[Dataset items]
================

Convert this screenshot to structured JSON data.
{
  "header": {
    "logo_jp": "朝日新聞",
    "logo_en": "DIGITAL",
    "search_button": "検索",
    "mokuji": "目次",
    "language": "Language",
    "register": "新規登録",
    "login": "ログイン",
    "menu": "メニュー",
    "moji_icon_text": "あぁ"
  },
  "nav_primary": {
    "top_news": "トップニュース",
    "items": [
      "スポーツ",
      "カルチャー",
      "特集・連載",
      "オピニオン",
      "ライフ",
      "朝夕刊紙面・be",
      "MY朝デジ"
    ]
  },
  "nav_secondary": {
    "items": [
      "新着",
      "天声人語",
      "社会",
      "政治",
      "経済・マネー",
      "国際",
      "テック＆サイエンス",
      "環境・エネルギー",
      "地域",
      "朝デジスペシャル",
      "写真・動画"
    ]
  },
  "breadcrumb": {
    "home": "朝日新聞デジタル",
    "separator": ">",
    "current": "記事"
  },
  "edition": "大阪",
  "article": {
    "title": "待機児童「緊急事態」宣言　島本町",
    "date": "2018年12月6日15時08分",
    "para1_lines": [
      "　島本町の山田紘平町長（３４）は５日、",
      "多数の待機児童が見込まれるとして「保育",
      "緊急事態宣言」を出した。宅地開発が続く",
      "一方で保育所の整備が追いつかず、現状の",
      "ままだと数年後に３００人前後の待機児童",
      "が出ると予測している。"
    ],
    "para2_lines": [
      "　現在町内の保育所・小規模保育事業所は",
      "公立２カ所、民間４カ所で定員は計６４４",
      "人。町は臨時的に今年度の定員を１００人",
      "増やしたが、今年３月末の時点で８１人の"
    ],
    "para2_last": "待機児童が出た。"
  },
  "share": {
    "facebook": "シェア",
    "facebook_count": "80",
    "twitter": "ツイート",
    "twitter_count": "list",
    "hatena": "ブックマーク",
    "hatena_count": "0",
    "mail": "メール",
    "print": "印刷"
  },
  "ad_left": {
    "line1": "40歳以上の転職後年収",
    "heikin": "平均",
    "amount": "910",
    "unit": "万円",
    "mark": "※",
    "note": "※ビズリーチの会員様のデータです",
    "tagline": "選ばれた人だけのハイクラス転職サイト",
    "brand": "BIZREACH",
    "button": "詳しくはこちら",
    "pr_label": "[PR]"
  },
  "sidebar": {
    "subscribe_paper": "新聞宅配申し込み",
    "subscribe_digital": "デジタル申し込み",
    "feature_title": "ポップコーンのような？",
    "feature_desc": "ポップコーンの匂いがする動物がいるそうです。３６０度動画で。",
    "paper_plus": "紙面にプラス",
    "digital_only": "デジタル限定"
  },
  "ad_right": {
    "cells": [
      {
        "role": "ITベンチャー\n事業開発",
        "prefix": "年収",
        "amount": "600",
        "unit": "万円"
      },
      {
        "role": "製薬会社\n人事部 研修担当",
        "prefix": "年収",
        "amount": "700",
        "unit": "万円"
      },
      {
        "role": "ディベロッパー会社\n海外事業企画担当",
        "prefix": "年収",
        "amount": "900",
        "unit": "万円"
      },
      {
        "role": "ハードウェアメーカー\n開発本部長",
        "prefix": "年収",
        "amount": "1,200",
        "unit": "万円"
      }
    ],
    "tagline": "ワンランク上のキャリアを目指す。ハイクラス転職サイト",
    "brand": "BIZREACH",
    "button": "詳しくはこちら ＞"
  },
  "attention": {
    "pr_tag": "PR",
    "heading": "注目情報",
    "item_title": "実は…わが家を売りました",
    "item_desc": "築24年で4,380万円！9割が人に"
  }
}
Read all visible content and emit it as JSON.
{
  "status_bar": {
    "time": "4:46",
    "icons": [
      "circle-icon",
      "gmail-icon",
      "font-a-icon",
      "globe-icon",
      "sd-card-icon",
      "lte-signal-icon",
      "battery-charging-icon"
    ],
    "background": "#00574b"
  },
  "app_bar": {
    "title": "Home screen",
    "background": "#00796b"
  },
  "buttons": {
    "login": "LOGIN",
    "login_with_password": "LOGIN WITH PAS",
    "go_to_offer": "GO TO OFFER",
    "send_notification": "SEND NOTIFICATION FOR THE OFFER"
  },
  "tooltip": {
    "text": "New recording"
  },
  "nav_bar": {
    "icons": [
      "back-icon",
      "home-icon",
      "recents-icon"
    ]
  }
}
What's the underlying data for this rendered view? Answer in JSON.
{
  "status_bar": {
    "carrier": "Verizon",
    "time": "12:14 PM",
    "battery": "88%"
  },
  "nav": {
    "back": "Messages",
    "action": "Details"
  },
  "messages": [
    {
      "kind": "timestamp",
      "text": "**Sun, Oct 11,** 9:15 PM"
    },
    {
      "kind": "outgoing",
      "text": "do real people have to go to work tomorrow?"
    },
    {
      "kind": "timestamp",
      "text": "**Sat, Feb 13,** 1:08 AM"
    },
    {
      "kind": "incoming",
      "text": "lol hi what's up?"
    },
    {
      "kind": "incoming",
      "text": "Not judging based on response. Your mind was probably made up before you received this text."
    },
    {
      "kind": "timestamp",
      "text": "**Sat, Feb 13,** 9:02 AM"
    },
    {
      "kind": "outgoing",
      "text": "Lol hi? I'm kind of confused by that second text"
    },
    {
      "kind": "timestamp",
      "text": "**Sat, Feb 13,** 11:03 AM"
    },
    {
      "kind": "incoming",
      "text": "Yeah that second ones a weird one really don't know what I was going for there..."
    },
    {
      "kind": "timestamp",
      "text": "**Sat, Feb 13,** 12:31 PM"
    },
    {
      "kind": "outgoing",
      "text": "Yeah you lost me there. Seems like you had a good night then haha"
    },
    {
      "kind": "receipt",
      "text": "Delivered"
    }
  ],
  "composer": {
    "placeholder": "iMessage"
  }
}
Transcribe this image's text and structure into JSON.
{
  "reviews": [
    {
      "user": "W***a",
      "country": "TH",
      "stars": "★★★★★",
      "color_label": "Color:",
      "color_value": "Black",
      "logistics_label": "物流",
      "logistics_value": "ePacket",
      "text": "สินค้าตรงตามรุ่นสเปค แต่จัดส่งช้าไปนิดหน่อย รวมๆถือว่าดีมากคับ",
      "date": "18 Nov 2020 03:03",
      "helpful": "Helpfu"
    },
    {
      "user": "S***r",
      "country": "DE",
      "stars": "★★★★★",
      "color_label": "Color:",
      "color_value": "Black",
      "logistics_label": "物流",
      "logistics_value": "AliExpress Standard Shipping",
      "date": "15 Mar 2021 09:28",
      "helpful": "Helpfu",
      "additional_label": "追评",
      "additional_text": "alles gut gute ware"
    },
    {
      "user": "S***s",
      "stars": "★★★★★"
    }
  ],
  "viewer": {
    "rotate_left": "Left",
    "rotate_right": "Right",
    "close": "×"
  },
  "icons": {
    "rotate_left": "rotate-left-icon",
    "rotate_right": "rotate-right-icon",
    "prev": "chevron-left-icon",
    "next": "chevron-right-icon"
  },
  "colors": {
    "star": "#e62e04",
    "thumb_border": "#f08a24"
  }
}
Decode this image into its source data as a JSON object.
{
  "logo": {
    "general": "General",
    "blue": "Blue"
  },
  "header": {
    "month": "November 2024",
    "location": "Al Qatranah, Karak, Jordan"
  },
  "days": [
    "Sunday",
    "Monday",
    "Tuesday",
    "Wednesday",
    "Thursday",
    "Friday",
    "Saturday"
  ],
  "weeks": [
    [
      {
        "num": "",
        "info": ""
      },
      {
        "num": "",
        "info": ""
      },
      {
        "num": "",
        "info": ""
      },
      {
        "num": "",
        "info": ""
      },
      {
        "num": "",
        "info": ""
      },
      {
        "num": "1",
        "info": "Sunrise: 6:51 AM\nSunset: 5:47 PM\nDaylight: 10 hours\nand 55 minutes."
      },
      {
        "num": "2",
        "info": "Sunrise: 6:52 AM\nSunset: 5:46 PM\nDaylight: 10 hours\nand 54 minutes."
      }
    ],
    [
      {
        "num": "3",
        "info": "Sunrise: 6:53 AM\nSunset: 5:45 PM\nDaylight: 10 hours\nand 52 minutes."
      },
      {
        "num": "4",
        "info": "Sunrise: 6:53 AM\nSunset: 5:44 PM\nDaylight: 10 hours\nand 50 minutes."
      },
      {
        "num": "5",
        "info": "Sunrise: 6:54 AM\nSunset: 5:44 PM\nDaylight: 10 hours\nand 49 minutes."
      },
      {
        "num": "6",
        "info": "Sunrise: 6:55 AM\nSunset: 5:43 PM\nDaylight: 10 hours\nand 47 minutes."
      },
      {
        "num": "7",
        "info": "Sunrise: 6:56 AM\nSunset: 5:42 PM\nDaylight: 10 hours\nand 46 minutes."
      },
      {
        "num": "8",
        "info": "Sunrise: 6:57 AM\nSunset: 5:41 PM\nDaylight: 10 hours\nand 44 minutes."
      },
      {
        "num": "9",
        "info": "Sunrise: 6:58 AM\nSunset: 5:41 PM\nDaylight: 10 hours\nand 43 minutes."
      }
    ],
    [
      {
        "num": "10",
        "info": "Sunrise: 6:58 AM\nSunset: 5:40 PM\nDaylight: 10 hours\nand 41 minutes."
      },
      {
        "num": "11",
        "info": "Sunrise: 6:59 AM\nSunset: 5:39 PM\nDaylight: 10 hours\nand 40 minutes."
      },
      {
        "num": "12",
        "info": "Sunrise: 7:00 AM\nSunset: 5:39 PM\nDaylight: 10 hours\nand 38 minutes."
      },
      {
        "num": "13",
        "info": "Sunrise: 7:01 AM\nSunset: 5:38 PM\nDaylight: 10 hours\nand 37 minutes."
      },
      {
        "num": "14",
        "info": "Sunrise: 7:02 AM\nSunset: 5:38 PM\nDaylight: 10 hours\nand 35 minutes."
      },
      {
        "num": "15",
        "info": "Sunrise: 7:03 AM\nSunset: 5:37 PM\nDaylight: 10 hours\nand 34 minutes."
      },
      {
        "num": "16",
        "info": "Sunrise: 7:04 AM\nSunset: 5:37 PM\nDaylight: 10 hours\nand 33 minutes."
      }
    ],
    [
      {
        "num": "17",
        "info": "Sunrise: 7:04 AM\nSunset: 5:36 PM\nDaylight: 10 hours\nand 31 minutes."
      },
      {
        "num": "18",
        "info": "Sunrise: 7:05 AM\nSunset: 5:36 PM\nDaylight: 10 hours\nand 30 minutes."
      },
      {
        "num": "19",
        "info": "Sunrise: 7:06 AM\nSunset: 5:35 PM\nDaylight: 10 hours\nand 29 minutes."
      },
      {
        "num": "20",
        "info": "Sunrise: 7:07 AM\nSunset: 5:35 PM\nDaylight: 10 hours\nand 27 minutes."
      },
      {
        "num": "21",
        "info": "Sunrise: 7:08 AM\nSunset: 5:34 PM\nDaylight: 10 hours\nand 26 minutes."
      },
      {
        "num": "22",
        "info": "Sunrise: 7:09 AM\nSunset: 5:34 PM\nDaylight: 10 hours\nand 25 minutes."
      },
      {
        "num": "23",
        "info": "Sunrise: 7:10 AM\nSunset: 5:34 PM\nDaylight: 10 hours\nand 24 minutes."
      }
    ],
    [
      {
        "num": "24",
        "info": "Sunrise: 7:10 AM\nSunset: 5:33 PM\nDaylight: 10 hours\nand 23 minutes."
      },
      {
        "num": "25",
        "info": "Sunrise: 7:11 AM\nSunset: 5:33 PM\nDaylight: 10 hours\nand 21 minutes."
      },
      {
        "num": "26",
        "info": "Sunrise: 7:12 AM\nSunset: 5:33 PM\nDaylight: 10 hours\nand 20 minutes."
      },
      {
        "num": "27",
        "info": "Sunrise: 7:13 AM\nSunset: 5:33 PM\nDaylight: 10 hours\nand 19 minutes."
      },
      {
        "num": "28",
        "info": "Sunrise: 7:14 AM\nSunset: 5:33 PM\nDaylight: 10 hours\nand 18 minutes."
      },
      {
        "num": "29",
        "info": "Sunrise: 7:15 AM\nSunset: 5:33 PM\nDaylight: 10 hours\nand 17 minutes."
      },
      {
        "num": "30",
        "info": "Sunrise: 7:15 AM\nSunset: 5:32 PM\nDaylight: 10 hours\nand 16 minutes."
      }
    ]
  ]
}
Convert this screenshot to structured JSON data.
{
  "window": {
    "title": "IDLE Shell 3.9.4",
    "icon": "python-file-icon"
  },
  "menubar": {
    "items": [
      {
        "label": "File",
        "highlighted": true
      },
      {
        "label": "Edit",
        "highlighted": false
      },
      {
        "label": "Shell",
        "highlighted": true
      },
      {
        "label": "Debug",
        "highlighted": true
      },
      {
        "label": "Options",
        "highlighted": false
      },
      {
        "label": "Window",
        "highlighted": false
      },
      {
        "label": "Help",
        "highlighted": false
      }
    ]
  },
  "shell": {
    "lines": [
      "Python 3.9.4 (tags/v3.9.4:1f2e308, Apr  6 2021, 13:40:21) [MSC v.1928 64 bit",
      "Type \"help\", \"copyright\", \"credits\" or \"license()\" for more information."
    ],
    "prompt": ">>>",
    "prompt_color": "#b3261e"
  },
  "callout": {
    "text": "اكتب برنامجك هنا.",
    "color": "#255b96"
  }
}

================

_Aim of the task_.
Search the listing for the string "role". Copy each line where it turns up.

_Written solution_.
        "role": "ITベンチャー\n事業開発",
        "role": "製薬会社\n人事部 研修担当",
        "role": "ディベロッパー会社\n海外事業企画担当",
        "role": "ハードウェアメーカー\n開発本部長",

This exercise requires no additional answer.